> AIM: Write out each line exactly as given. Leave the pictures out of your copy.

> RAW DATA:
########

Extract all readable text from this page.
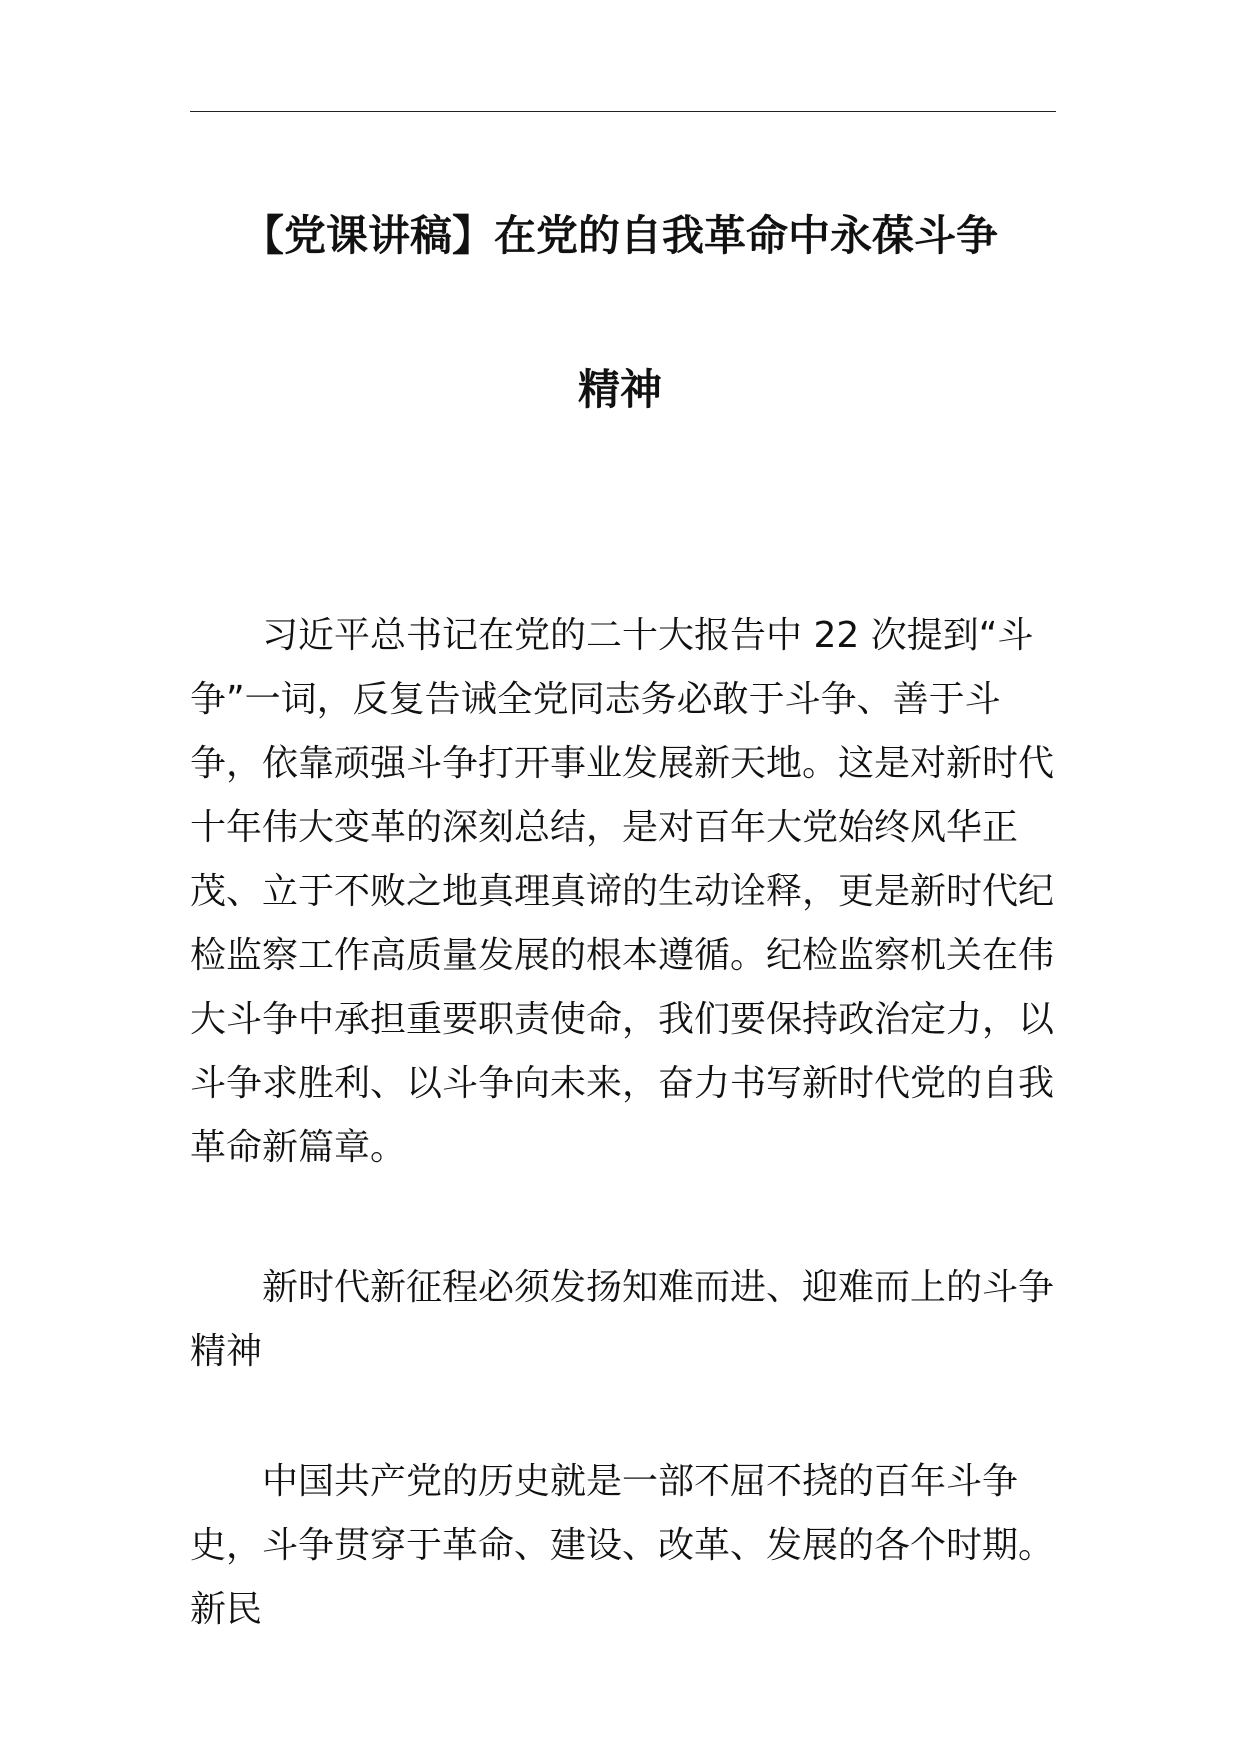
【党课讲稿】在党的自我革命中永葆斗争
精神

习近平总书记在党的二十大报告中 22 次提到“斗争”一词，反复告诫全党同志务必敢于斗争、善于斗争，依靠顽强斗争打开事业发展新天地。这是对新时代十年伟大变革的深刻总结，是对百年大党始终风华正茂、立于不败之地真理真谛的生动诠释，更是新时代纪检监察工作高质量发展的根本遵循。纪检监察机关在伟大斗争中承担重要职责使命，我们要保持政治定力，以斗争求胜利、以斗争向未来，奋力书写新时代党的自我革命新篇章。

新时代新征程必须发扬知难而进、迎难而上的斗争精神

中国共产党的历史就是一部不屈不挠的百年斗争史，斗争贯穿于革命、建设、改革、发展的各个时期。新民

########

> ANSWER FOR THE TASK:
Extract all readable text from this page.
【党课讲稿】在党的自我革命中永葆斗争
精神

习近平总书记在党的二十大报告中 22 次提到“斗争”一词，反复告诫全党同志务必敢于斗争、善于斗争，依靠顽强斗争打开事业发展新天地。这是对新时代十年伟大变革的深刻总结，是对百年大党始终风华正茂、立于不败之地真理真谛的生动诠释，更是新时代纪检监察工作高质量发展的根本遵循。纪检监察机关在伟大斗争中承担重要职责使命，我们要保持政治定力，以斗争求胜利、以斗争向未来，奋力书写新时代党的自我革命新篇章。

新时代新征程必须发扬知难而进、迎难而上的斗争精神

中国共产党的历史就是一部不屈不挠的百年斗争史，斗争贯穿于革命、建设、改革、发展的各个时期。新民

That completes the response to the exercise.